Only the pictures are to be omitted; every entry beneath should otherwise be duplicated exactly.

RECORD SET:
--
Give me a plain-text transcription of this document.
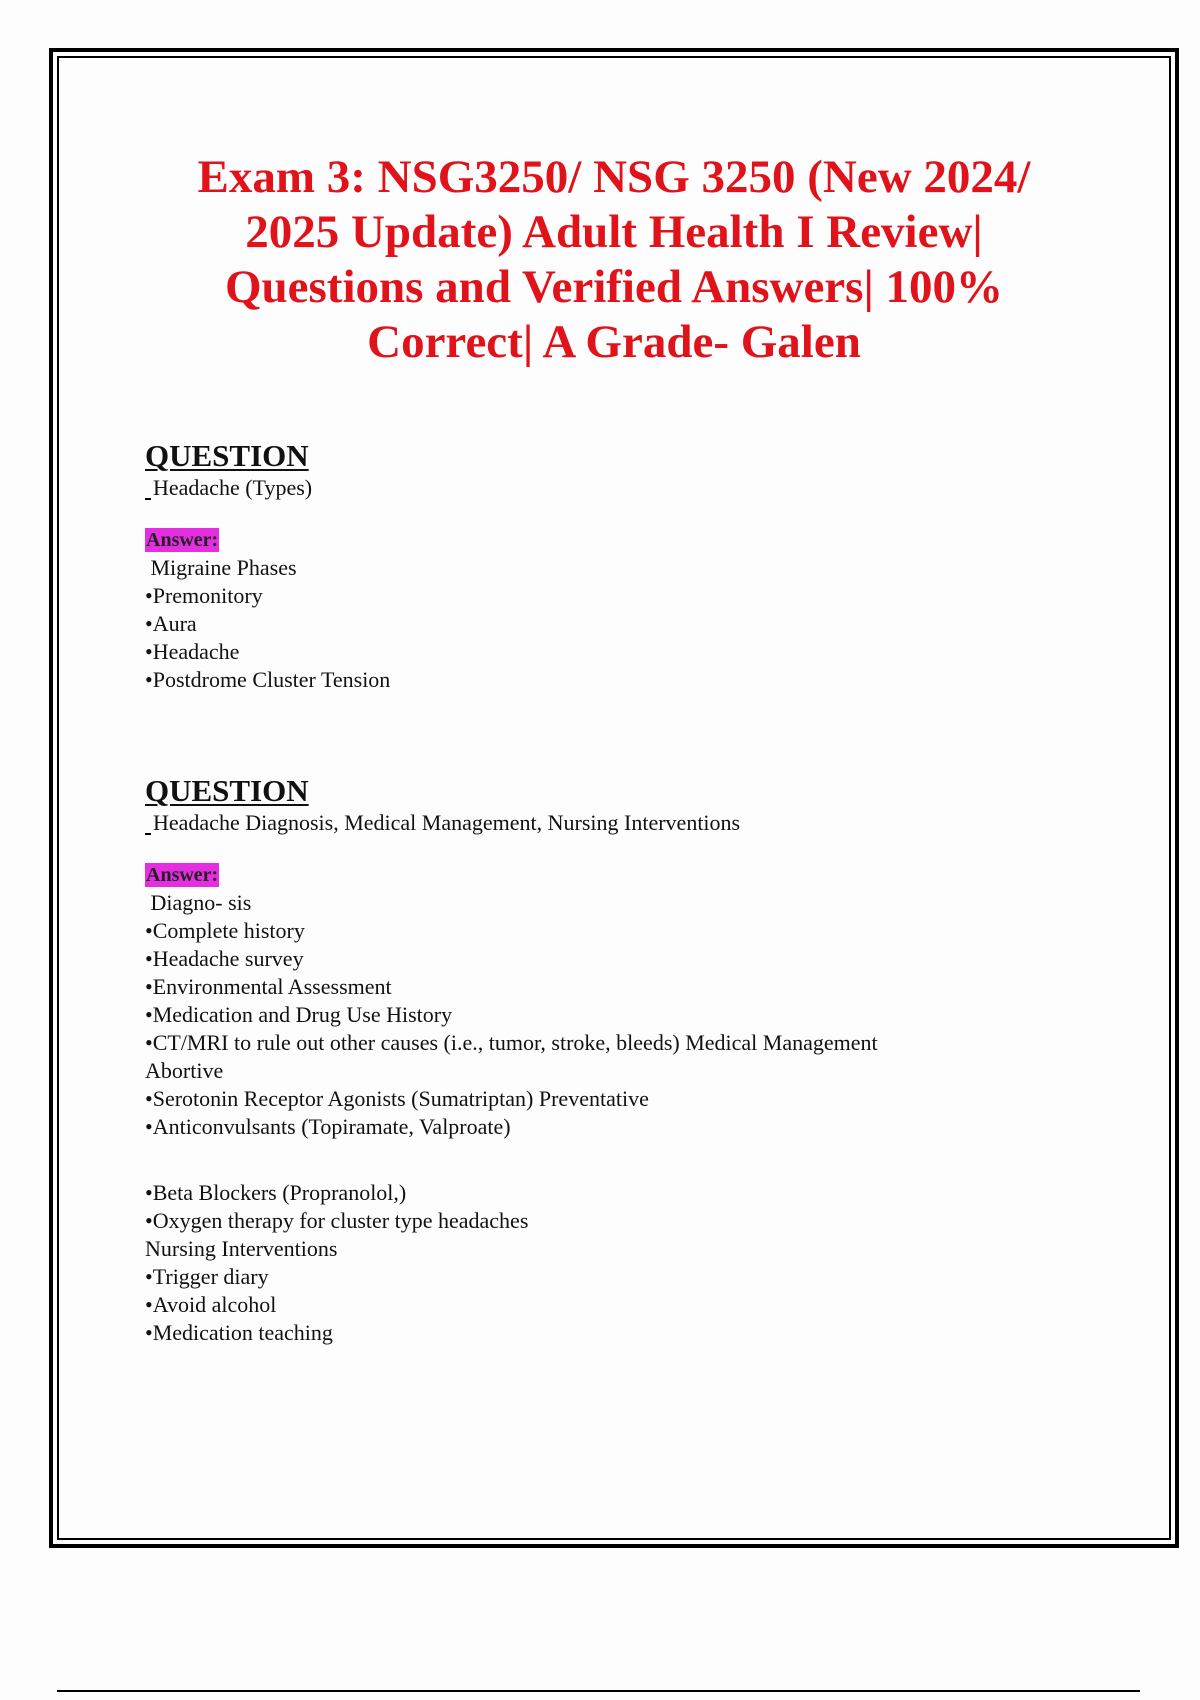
Exam 3: NSG3250/ NSG 3250 (New 2024/ 2025 Update) Adult Health I Review| Questions and Verified Answers| 100% Correct| A Grade- Galen

QUESTION

Headache (Types)

Answer:
Migraine Phases
•Premonitory
•Aura
•Headache
•Postdrome Cluster Tension

QUESTION

Headache Diagnosis, Medical Management, Nursing Interventions

Answer:
Diagno- sis
•Complete history
•Headache survey
•Environmental Assessment
•Medication and Drug Use History
•CT/MRI to rule out other causes (i.e., tumor, stroke, bleeds) Medical Management
Abortive
•Serotonin Receptor Agonists (Sumatriptan) Preventative
•Anticonvulsants (Topiramate, Valproate)
•Beta Blockers (Propranolol,)
•Oxygen therapy for cluster type headaches
Nursing Interventions
•Trigger diary
•Avoid alcohol
•Medication teaching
--
TASK RESPONSE:
Give me a plain-text transcription of this document.
Exam 3: NSG3250/ NSG 3250 (New 2024/ 2025 Update) Adult Health I Review| Questions and Verified Answers| 100% Correct| A Grade- Galen

QUESTION

Headache (Types)

Answer:
Migraine Phases
•Premonitory
•Aura
•Headache
•Postdrome Cluster Tension

QUESTION

Headache Diagnosis, Medical Management, Nursing Interventions

Answer:
Diagno- sis
•Complete history
•Headache survey
•Environmental Assessment
•Medication and Drug Use History
•CT/MRI to rule out other causes (i.e., tumor, stroke, bleeds) Medical Management
Abortive
•Serotonin Receptor Agonists (Sumatriptan) Preventative
•Anticonvulsants (Topiramate, Valproate)
•Beta Blockers (Propranolol,)
•Oxygen therapy for cluster type headaches
Nursing Interventions
•Trigger diary
•Avoid alcohol
•Medication teaching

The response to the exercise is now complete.